--- START Record set ---
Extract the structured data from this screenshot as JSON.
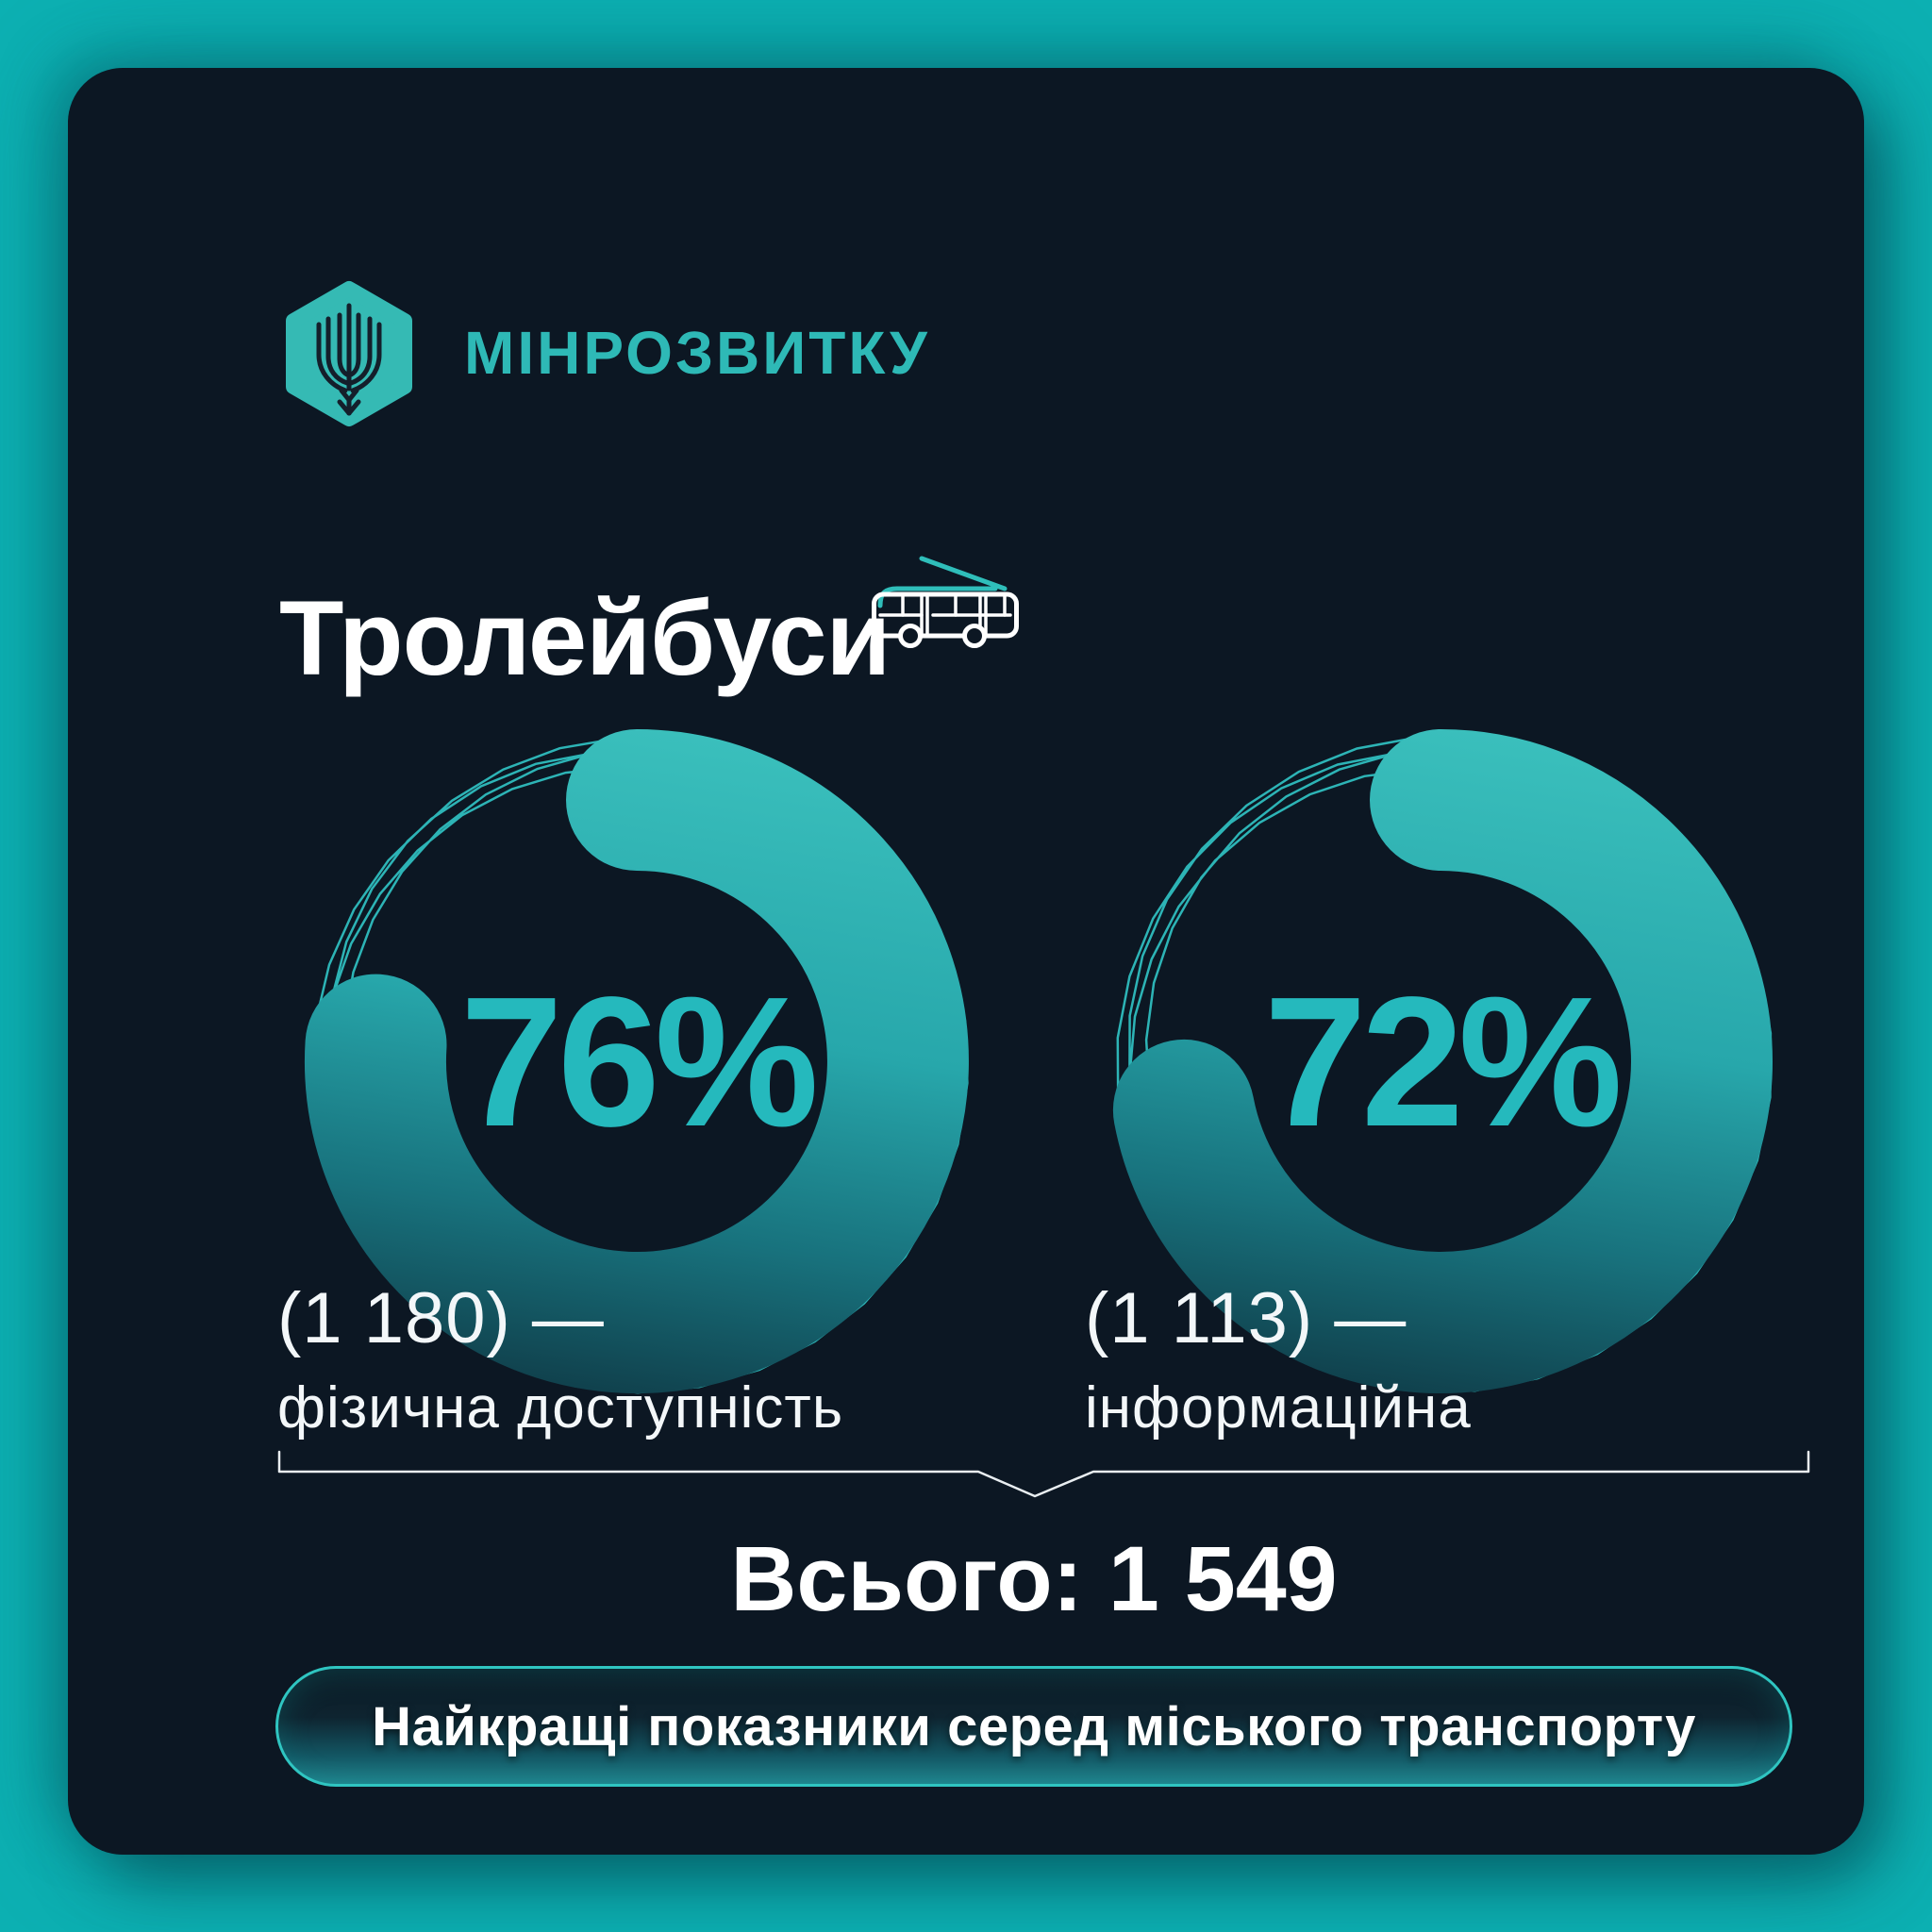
{
  "colors": {
    "page_bg": "#0db1b3",
    "card_bg": "#0c1723",
    "accent_teal": "#2fbdba",
    "percent_text": "#25b9bd",
    "arc_gradient_top": "#3abfbc",
    "arc_gradient_bottom": "#0f3a46",
    "pill_border": "#2fc5c1",
    "text_white": "#ffffff"
  },
  "header": {
    "brand": "МІНРОЗВИТКУ",
    "logo_icon": "ukraine-trident-hexagon"
  },
  "page": {
    "title": "Тролейбуси",
    "title_icon": "trolleybus-icon"
  },
  "chart_data": [
    {
      "type": "donut",
      "value": 76,
      "max": 100,
      "center_label": "76%",
      "count": 1180,
      "count_label": "(1 180) —",
      "category": "фізична доступність",
      "start": "top",
      "direction": "clockwise",
      "legend_position": "below-left"
    },
    {
      "type": "donut",
      "value": 72,
      "max": 100,
      "center_label": "72%",
      "count": 1113,
      "count_label": "(1 113) —",
      "category": "інформаційна",
      "start": "top",
      "direction": "clockwise",
      "legend_position": "below-left"
    }
  ],
  "summary": {
    "total": 1549,
    "total_label": "Всього: 1 549"
  },
  "footer": {
    "badge": "Найкращі показники серед міського транспорту"
  }
}
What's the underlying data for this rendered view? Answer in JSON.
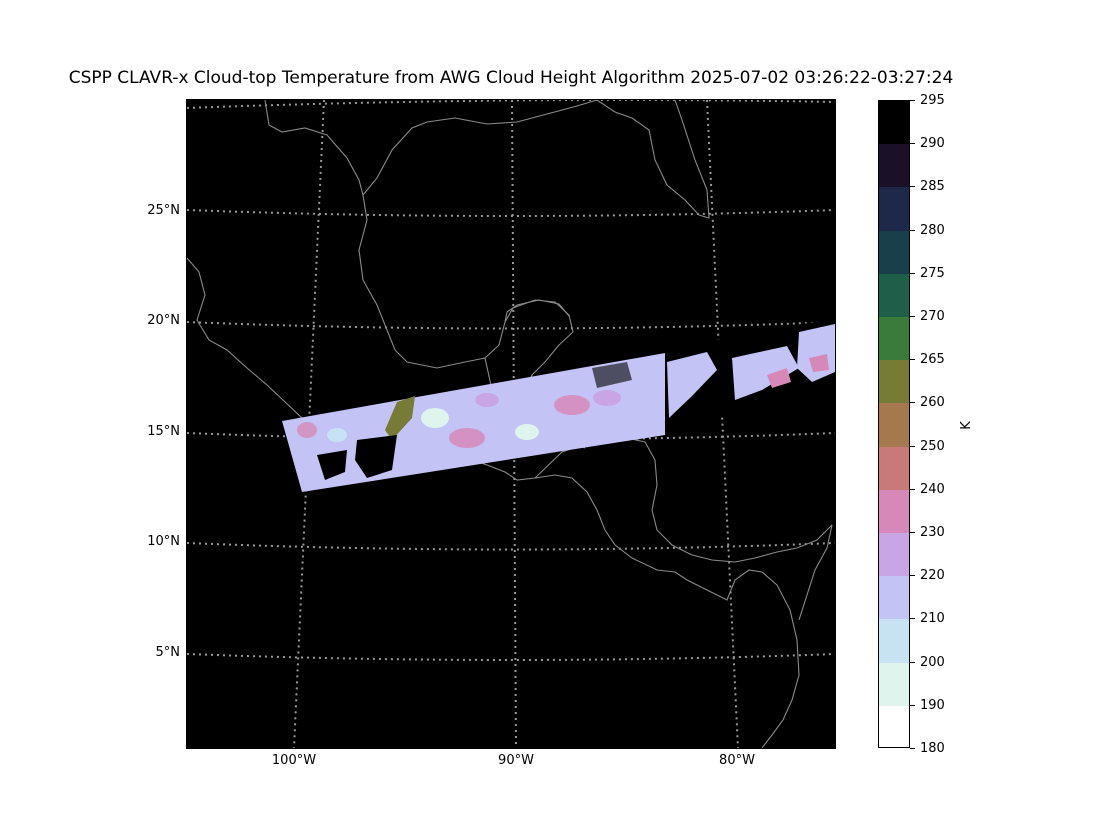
{
  "title": "CSPP CLAVR-x Cloud-top Temperature from AWG Cloud Height Algorithm 2025-07-02 03:26:22-03:27:24",
  "map": {
    "latitude_labels": [
      "25°N",
      "20°N",
      "15°N",
      "10°N",
      "5°N"
    ],
    "longitude_labels": [
      "100°W",
      "90°W",
      "80°W"
    ],
    "background": "#000000",
    "coastline_color": "#8a8a8a",
    "grid_color": "#9a9a9a"
  },
  "colorbar": {
    "units": "K",
    "tick_labels": [
      "295",
      "290",
      "285",
      "280",
      "275",
      "270",
      "265",
      "260",
      "250",
      "240",
      "230",
      "220",
      "210",
      "200",
      "190",
      "180"
    ],
    "colors": [
      "#000000",
      "#1c1029",
      "#1e2848",
      "#193f4d",
      "#1e5f4a",
      "#3a7a3a",
      "#767b36",
      "#a6784d",
      "#c97a78",
      "#d689b8",
      "#caa5e6",
      "#c3c3f5",
      "#c6e2f3",
      "#def4ed",
      "#ffffff"
    ]
  }
}
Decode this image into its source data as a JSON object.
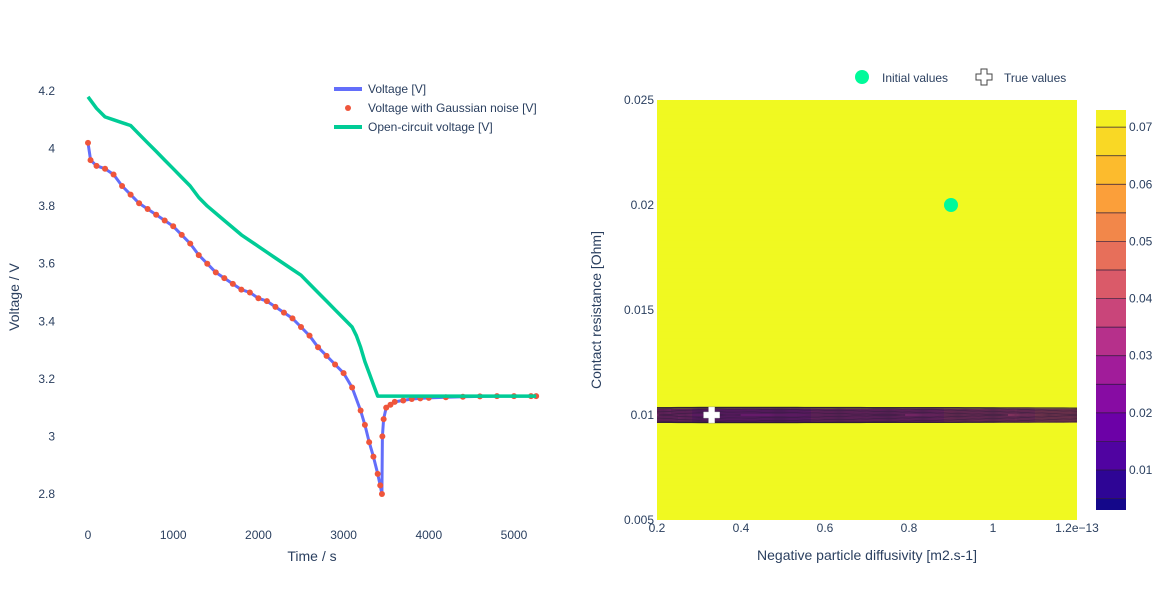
{
  "chart_data": [
    {
      "type": "line",
      "xlabel": "Time / s",
      "ylabel": "Voltage / V",
      "xlim": [
        -100,
        5400
      ],
      "ylim": [
        2.73,
        4.27
      ],
      "x_ticks": [
        0,
        1000,
        2000,
        3000,
        4000,
        5000
      ],
      "y_ticks": [
        2.8,
        3,
        3.2,
        3.4,
        3.6,
        3.8,
        4,
        4.2
      ],
      "x_tick_labels": [
        "0",
        "1000",
        "2000",
        "3000",
        "4000",
        "5000"
      ],
      "y_tick_labels": [
        "2.8",
        "3",
        "3.2",
        "3.4",
        "3.6",
        "3.8",
        "4",
        "4.2"
      ],
      "legend_position": "top-right",
      "series": [
        {
          "name": "Voltage [V]",
          "mode": "line",
          "color": "#636efa",
          "x": [
            0,
            30,
            100,
            200,
            300,
            400,
            500,
            600,
            700,
            800,
            900,
            1000,
            1100,
            1200,
            1300,
            1400,
            1500,
            1600,
            1700,
            1800,
            1900,
            2000,
            2100,
            2200,
            2300,
            2400,
            2500,
            2600,
            2700,
            2800,
            2900,
            3000,
            3100,
            3200,
            3250,
            3300,
            3350,
            3400,
            3430,
            3450,
            3455,
            3470,
            3500,
            3550,
            3600,
            3700,
            3800,
            3900,
            4000,
            4200,
            4400,
            4600,
            4800,
            5000,
            5200,
            5260
          ],
          "y": [
            4.02,
            3.96,
            3.94,
            3.93,
            3.91,
            3.87,
            3.84,
            3.81,
            3.79,
            3.77,
            3.75,
            3.73,
            3.7,
            3.67,
            3.63,
            3.6,
            3.57,
            3.55,
            3.53,
            3.51,
            3.5,
            3.48,
            3.47,
            3.45,
            3.43,
            3.41,
            3.38,
            3.35,
            3.31,
            3.28,
            3.25,
            3.22,
            3.17,
            3.09,
            3.04,
            2.98,
            2.93,
            2.87,
            2.83,
            2.8,
            3.0,
            3.06,
            3.1,
            3.11,
            3.12,
            3.125,
            3.13,
            3.132,
            3.134,
            3.136,
            3.138,
            3.139,
            3.14,
            3.14,
            3.14,
            3.14
          ]
        },
        {
          "name": "Voltage with Gaussian noise [V]",
          "mode": "markers",
          "color": "#ef553b",
          "x": [
            0,
            30,
            100,
            200,
            300,
            400,
            500,
            600,
            700,
            800,
            900,
            1000,
            1100,
            1200,
            1300,
            1400,
            1500,
            1600,
            1700,
            1800,
            1900,
            2000,
            2100,
            2200,
            2300,
            2400,
            2500,
            2600,
            2700,
            2800,
            2900,
            3000,
            3100,
            3200,
            3250,
            3300,
            3350,
            3400,
            3430,
            3450,
            3455,
            3470,
            3500,
            3550,
            3600,
            3700,
            3800,
            3900,
            4000,
            4200,
            4400,
            4600,
            4800,
            5000,
            5200,
            5260
          ],
          "y": [
            4.02,
            3.96,
            3.94,
            3.93,
            3.91,
            3.87,
            3.84,
            3.81,
            3.79,
            3.77,
            3.75,
            3.73,
            3.7,
            3.67,
            3.63,
            3.6,
            3.57,
            3.55,
            3.53,
            3.51,
            3.5,
            3.48,
            3.47,
            3.45,
            3.43,
            3.41,
            3.38,
            3.35,
            3.31,
            3.28,
            3.25,
            3.22,
            3.17,
            3.09,
            3.04,
            2.98,
            2.93,
            2.87,
            2.83,
            2.8,
            3.0,
            3.06,
            3.1,
            3.11,
            3.12,
            3.125,
            3.13,
            3.132,
            3.134,
            3.136,
            3.138,
            3.139,
            3.14,
            3.14,
            3.14,
            3.14
          ]
        },
        {
          "name": "Open-circuit voltage [V]",
          "mode": "line",
          "color": "#00cc96",
          "x": [
            0,
            100,
            200,
            300,
            400,
            500,
            600,
            700,
            800,
            900,
            1000,
            1100,
            1200,
            1300,
            1400,
            1600,
            1800,
            2000,
            2200,
            2400,
            2500,
            2600,
            2700,
            2800,
            2900,
            3000,
            3100,
            3150,
            3200,
            3250,
            3300,
            3350,
            3400,
            3450,
            3500,
            3700,
            4000,
            4500,
            5000,
            5260
          ],
          "y": [
            4.18,
            4.14,
            4.11,
            4.1,
            4.09,
            4.08,
            4.05,
            4.02,
            3.99,
            3.96,
            3.93,
            3.9,
            3.87,
            3.83,
            3.8,
            3.75,
            3.7,
            3.66,
            3.62,
            3.58,
            3.56,
            3.53,
            3.5,
            3.47,
            3.44,
            3.41,
            3.38,
            3.35,
            3.31,
            3.26,
            3.22,
            3.18,
            3.14,
            3.14,
            3.14,
            3.14,
            3.14,
            3.14,
            3.14,
            3.14
          ]
        }
      ]
    },
    {
      "type": "contour",
      "xlabel": "Negative particle diffusivity [m2.s-1]",
      "ylabel": "Contact resistance [Ohm]",
      "xlim": [
        0.2,
        1.2
      ],
      "ylim": [
        0.005,
        0.025
      ],
      "x_ticks": [
        0.2,
        0.4,
        0.6,
        0.8,
        1.0,
        1.2
      ],
      "y_ticks": [
        0.005,
        0.01,
        0.015,
        0.02,
        0.025
      ],
      "x_tick_labels": [
        "0.2",
        "0.4",
        "0.6",
        "0.8",
        "1",
        "1.2e−13"
      ],
      "y_tick_labels": [
        "0.005",
        "0.01",
        "0.015",
        "0.02",
        "0.025"
      ],
      "colorscale": "Plasma",
      "colorbar_range": [
        0.003,
        0.073
      ],
      "colorbar_ticks": [
        0.01,
        0.02,
        0.03,
        0.04,
        0.05,
        0.06,
        0.07
      ],
      "colorbar_tick_labels": [
        "0.01",
        "0.02",
        "0.03",
        "0.04",
        "0.05",
        "0.06",
        "0.07"
      ],
      "contour_levels": [
        0.005,
        0.01,
        0.015,
        0.02,
        0.025,
        0.03,
        0.035,
        0.04,
        0.045,
        0.05,
        0.055,
        0.06,
        0.065,
        0.07
      ],
      "legend_position": "top",
      "markers": [
        {
          "name": "Initial values",
          "symbol": "circle",
          "color": "#00fa9a",
          "x": [
            0.9
          ],
          "y": [
            0.02
          ]
        },
        {
          "name": "True values",
          "symbol": "cross",
          "color": "#ffffff",
          "x": [
            0.33
          ],
          "y": [
            0.01
          ]
        }
      ]
    }
  ]
}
--- END Record set ---
=== Task to carry out ===
Where a line contains the string "xlabel", extract that line.

=== Final answer ===
      "xlabel": "Time / s",
      "xlabel": "Negative particle diffusivity [m2.s-1]",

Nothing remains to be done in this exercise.